Task details - In the entries below, start at the line that contains "applied-field-text: Applied field" and stop after the line that contains "scale-label-a: 2 μm xyxy=(33,137,59,148)". Return each of those lines as one string in a JSON list, leaving out any blank lines.

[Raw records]
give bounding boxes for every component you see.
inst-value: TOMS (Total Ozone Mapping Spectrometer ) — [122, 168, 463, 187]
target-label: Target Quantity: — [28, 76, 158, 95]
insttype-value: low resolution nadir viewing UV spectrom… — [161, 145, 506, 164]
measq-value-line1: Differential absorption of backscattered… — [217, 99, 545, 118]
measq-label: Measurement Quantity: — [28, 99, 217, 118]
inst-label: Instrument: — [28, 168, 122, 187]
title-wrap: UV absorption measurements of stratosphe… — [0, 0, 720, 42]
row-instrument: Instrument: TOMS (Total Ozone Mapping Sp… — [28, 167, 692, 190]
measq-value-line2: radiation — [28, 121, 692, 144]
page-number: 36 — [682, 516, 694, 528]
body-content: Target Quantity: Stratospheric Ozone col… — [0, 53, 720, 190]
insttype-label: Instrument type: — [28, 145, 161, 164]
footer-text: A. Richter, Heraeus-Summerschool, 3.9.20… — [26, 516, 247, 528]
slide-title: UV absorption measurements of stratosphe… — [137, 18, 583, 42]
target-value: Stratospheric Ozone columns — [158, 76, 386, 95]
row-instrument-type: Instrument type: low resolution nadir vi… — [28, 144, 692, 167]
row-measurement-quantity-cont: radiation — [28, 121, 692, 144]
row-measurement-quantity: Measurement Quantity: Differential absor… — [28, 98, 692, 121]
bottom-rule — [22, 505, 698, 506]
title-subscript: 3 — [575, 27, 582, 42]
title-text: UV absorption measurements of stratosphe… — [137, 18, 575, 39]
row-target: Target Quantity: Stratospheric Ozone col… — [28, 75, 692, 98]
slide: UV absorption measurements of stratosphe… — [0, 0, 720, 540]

* * *

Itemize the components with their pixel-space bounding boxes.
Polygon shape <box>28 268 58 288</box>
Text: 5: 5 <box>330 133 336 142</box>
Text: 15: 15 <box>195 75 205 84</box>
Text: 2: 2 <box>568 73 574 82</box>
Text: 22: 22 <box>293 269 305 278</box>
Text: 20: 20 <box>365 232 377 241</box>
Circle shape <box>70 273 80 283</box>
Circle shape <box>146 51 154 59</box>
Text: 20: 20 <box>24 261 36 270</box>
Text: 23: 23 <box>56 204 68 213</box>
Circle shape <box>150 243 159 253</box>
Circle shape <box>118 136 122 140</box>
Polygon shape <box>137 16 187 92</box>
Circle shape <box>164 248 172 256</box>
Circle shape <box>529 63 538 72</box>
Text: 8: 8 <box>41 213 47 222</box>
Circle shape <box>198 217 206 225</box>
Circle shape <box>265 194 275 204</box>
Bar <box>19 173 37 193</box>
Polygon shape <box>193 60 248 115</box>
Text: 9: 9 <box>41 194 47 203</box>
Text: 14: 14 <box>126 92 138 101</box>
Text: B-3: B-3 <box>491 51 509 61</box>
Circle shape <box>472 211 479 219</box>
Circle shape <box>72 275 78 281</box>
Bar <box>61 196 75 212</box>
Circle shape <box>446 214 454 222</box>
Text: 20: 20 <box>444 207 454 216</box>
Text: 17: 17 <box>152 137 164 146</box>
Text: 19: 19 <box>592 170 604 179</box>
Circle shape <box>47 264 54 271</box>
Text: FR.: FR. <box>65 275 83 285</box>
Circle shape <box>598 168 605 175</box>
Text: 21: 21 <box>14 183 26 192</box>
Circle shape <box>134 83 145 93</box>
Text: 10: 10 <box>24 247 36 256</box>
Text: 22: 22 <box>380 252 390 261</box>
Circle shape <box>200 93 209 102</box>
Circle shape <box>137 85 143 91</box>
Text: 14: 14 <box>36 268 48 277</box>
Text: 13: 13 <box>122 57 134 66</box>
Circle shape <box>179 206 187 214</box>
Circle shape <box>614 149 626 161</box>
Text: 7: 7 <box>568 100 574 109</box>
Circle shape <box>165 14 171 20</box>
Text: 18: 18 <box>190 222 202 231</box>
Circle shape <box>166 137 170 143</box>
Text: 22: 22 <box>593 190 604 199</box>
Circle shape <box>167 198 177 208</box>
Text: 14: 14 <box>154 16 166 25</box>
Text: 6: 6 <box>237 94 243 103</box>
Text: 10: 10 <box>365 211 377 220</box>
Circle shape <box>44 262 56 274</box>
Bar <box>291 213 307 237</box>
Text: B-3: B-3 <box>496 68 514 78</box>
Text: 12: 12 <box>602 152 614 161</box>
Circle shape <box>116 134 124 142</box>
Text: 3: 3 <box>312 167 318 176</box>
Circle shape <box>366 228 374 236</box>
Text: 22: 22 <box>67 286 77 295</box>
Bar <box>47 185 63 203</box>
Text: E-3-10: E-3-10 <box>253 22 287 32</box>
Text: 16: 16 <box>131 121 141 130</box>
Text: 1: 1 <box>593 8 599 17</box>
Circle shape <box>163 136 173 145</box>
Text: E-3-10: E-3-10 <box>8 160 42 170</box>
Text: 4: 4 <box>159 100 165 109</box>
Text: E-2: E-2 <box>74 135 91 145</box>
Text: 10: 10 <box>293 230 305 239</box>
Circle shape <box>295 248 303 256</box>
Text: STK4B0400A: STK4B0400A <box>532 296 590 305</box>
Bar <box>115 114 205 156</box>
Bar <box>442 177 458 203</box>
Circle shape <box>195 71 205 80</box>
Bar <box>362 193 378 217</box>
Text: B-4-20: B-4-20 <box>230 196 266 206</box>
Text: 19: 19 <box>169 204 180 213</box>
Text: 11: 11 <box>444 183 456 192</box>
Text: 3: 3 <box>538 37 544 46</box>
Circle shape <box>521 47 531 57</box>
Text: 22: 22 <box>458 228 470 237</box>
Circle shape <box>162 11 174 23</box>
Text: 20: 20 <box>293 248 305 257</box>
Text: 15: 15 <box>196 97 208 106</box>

---

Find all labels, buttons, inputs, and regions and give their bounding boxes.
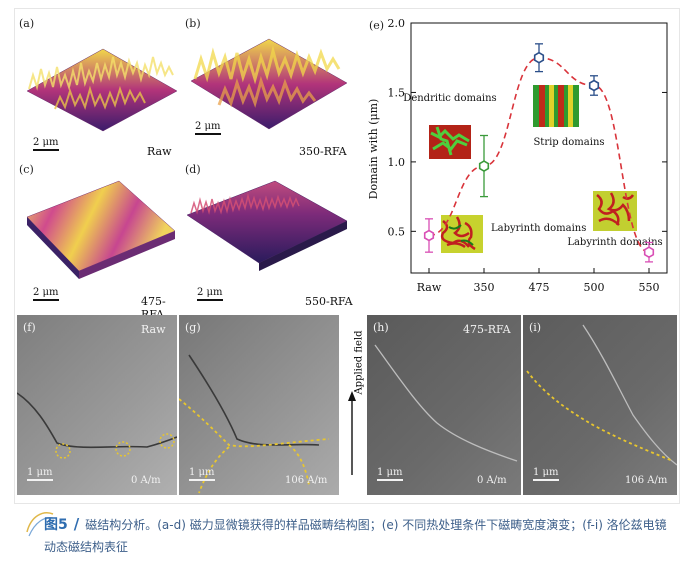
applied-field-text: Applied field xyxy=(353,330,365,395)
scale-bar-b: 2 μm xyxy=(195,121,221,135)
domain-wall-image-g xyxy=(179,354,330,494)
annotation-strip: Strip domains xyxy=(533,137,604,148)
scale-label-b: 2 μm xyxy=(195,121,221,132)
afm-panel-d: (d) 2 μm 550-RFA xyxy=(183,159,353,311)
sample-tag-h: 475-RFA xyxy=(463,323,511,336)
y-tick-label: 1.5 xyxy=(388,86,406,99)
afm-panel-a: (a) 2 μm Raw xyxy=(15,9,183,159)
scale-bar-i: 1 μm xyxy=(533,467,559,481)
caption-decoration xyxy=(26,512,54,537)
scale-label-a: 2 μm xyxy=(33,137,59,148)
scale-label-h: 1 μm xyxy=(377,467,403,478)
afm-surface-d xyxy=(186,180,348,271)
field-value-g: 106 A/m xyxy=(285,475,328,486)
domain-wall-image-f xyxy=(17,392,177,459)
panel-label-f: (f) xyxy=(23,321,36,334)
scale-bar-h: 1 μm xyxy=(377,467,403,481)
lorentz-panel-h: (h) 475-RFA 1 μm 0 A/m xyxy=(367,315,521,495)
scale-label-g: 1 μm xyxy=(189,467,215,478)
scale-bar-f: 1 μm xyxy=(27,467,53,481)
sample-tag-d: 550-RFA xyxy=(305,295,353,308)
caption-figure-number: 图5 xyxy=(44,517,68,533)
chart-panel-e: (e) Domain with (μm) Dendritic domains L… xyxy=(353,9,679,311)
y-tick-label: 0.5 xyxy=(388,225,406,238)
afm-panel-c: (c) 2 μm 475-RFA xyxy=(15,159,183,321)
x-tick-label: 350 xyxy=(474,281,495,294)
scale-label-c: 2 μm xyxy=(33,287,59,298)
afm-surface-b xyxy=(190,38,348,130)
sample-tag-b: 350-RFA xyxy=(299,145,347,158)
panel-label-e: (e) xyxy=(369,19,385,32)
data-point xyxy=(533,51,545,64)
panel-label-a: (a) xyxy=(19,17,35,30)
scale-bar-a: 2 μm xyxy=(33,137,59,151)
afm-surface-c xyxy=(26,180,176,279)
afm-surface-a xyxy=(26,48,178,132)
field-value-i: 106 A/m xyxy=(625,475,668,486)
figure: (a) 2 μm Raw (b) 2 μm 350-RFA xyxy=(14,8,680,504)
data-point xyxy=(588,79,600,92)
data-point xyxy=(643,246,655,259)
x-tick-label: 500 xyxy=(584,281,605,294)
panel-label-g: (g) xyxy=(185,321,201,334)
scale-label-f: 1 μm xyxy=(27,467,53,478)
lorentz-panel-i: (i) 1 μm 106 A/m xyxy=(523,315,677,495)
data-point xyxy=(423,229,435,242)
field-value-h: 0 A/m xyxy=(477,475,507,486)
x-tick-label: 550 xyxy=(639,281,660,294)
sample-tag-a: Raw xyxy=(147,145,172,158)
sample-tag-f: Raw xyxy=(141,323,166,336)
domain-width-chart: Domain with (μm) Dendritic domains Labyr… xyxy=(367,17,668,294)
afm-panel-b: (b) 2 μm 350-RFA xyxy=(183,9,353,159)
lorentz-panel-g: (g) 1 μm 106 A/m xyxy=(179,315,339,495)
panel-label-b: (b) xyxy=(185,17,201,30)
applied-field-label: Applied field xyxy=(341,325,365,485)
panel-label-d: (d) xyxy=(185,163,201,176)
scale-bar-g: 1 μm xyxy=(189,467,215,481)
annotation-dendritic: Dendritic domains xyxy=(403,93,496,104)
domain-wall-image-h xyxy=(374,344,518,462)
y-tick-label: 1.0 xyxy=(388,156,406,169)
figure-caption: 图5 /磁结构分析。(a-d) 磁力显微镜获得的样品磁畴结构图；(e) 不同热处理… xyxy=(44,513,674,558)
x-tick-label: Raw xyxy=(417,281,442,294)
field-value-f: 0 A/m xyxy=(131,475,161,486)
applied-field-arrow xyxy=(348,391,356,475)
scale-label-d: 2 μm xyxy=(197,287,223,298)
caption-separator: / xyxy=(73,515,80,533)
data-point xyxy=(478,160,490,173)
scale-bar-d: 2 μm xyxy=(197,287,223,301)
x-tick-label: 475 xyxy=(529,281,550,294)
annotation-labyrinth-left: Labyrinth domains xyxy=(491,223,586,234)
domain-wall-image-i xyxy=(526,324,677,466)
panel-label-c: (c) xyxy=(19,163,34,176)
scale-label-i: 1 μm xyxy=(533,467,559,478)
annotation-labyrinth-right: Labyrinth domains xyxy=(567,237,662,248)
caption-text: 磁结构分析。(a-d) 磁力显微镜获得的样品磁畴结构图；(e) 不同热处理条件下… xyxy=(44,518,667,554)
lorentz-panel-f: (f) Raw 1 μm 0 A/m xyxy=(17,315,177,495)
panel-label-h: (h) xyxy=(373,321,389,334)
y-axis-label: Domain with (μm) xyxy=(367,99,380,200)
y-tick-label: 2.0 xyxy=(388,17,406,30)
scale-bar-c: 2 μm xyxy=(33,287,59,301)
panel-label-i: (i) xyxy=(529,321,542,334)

Exercise result -
[
  "applied-field-text: Applied field xyxy=(353,330,365,395)",
  "scale-bar-b: 2 μm xyxy=(195,121,221,135)",
  "domain-wall-image-g xyxy=(179,354,330,494)",
  "annotation-strip: Strip domains xyxy=(533,137,604,148)",
  "scale-label-b: 2 μm xyxy=(195,121,221,132)",
  "afm-panel-d: (d) 2 μm 550-RFA xyxy=(183,159,353,311)",
  "sample-tag-h: 475-RFA xyxy=(463,323,511,336)",
  "y-tick-label: 1.5 xyxy=(388,86,406,99)",
  "afm-panel-a: (a) 2 μm Raw xyxy=(15,9,183,159)",
  "scale-bar-i: 1 μm xyxy=(533,467,559,481)",
  "caption-decoration xyxy=(26,512,54,537)",
  "scale-label-a: 2 μm xyxy=(33,137,59,148)"
]